GIVEN REQUEST: Print the data exactly as it is given, please.

Some records:
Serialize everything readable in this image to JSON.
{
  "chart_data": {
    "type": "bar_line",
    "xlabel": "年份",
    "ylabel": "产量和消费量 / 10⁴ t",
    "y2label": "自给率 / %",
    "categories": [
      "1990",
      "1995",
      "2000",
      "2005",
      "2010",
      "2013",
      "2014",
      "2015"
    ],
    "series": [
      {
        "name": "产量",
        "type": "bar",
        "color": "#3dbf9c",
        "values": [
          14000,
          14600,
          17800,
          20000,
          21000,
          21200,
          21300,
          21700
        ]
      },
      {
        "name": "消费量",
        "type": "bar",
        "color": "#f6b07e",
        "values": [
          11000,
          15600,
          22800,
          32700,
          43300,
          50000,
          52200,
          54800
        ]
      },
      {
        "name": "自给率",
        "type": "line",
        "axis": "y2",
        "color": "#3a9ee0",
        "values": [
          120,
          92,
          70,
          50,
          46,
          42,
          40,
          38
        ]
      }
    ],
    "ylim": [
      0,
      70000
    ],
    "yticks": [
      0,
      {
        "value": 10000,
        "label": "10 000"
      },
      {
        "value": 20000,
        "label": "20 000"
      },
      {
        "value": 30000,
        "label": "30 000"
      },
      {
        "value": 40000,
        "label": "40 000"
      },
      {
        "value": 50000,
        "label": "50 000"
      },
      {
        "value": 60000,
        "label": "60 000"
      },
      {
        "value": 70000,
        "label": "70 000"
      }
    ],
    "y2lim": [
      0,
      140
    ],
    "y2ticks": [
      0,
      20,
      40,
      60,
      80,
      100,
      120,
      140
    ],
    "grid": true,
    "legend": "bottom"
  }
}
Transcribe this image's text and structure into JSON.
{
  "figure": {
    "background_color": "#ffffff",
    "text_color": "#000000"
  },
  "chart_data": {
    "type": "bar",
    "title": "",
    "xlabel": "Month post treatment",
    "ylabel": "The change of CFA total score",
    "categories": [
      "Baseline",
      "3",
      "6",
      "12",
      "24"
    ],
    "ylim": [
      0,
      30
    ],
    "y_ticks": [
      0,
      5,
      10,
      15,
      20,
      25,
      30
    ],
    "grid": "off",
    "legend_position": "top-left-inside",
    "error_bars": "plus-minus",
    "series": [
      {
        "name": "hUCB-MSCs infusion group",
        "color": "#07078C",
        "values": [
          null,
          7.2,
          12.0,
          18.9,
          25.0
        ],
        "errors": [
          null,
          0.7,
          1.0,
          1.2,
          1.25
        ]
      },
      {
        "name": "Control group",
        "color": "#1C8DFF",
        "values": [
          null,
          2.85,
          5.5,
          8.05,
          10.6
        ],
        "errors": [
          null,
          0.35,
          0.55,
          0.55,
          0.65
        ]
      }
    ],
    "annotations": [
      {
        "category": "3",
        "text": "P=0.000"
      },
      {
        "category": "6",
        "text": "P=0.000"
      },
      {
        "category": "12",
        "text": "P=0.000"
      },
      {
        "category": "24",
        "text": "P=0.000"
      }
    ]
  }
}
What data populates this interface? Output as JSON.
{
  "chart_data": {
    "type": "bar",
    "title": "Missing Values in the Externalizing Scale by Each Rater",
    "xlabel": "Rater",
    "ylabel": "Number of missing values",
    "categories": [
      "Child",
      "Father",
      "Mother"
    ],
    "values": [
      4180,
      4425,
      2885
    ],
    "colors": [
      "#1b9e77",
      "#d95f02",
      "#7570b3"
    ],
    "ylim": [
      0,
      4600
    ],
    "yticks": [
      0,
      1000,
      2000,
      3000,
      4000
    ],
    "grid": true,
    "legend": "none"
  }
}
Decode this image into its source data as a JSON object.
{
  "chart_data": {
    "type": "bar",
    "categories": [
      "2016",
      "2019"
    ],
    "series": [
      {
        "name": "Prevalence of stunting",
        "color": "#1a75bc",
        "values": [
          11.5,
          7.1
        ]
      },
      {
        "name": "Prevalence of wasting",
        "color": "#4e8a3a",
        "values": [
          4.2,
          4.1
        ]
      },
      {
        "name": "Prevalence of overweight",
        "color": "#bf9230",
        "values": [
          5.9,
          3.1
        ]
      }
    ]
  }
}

WRITTEN RESPONSE:
Serialize everything readable in this image to JSON.
{
  "chart_data": {
    "type": "bar_line",
    "xlabel": "年份",
    "ylabel": "产量和消费量 / 10⁴ t",
    "y2label": "自给率 / %",
    "categories": [
      "1990",
      "1995",
      "2000",
      "2005",
      "2010",
      "2013",
      "2014",
      "2015"
    ],
    "series": [
      {
        "name": "产量",
        "type": "bar",
        "color": "#3dbf9c",
        "values": [
          14000,
          14600,
          17800,
          20000,
          21000,
          21200,
          21300,
          21700
        ]
      },
      {
        "name": "消费量",
        "type": "bar",
        "color": "#f6b07e",
        "values": [
          11000,
          15600,
          22800,
          32700,
          43300,
          50000,
          52200,
          54800
        ]
      },
      {
        "name": "自给率",
        "type": "line",
        "axis": "y2",
        "color": "#3a9ee0",
        "values": [
          120,
          92,
          70,
          50,
          46,
          42,
          40,
          38
        ]
      }
    ],
    "ylim": [
      0,
      70000
    ],
    "yticks": [
      0,
      {
        "value": 10000,
        "label": "10 000"
      },
      {
        "value": 20000,
        "label": "20 000"
      },
      {
        "value": 30000,
        "label": "30 000"
      },
      {
        "value": 40000,
        "label": "40 000"
      },
      {
        "value": 50000,
        "label": "50 000"
      },
      {
        "value": 60000,
        "label": "60 000"
      },
      {
        "value": 70000,
        "label": "70 000"
      }
    ],
    "y2lim": [
      0,
      140
    ],
    "y2ticks": [
      0,
      20,
      40,
      60,
      80,
      100,
      120,
      140
    ],
    "grid": true,
    "legend": "bottom"
  }
}
Transcribe this image's text and structure into JSON.
{
  "figure": {
    "background_color": "#ffffff",
    "text_color": "#000000"
  },
  "chart_data": {
    "type": "bar",
    "title": "",
    "xlabel": "Month post treatment",
    "ylabel": "The change of CFA total score",
    "categories": [
      "Baseline",
      "3",
      "6",
      "12",
      "24"
    ],
    "ylim": [
      0,
      30
    ],
    "y_ticks": [
      0,
      5,
      10,
      15,
      20,
      25,
      30
    ],
    "grid": "off",
    "legend_position": "top-left-inside",
    "error_bars": "plus-minus",
    "series": [
      {
        "name": "hUCB-MSCs infusion group",
        "color": "#07078C",
        "values": [
          null,
          7.2,
          12.0,
          18.9,
          25.0
        ],
        "errors": [
          null,
          0.7,
          1.0,
          1.2,
          1.25
        ]
      },
      {
        "name": "Control group",
        "color": "#1C8DFF",
        "values": [
          null,
          2.85,
          5.5,
          8.05,
          10.6
        ],
        "errors": [
          null,
          0.35,
          0.55,
          0.55,
          0.65
        ]
      }
    ],
    "annotations": [
      {
        "category": "3",
        "text": "P=0.000"
      },
      {
        "category": "6",
        "text": "P=0.000"
      },
      {
        "category": "12",
        "text": "P=0.000"
      },
      {
        "category": "24",
        "text": "P=0.000"
      }
    ]
  }
}
What data populates this interface? Output as JSON.
{
  "chart_data": {
    "type": "bar",
    "title": "Missing Values in the Externalizing Scale by Each Rater",
    "xlabel": "Rater",
    "ylabel": "Number of missing values",
    "categories": [
      "Child",
      "Father",
      "Mother"
    ],
    "values": [
      4180,
      4425,
      2885
    ],
    "colors": [
      "#1b9e77",
      "#d95f02",
      "#7570b3"
    ],
    "ylim": [
      0,
      4600
    ],
    "yticks": [
      0,
      1000,
      2000,
      3000,
      4000
    ],
    "grid": true,
    "legend": "none"
  }
}
Decode this image into its source data as a JSON object.
{
  "chart_data": {
    "type": "bar",
    "categories": [
      "2016",
      "2019"
    ],
    "series": [
      {
        "name": "Prevalence of stunting",
        "color": "#1a75bc",
        "values": [
          11.5,
          7.1
        ]
      },
      {
        "name": "Prevalence of wasting",
        "color": "#4e8a3a",
        "values": [
          4.2,
          4.1
        ]
      },
      {
        "name": "Prevalence of overweight",
        "color": "#bf9230",
        "values": [
          5.9,
          3.1
        ]
      }
    ]
  }
}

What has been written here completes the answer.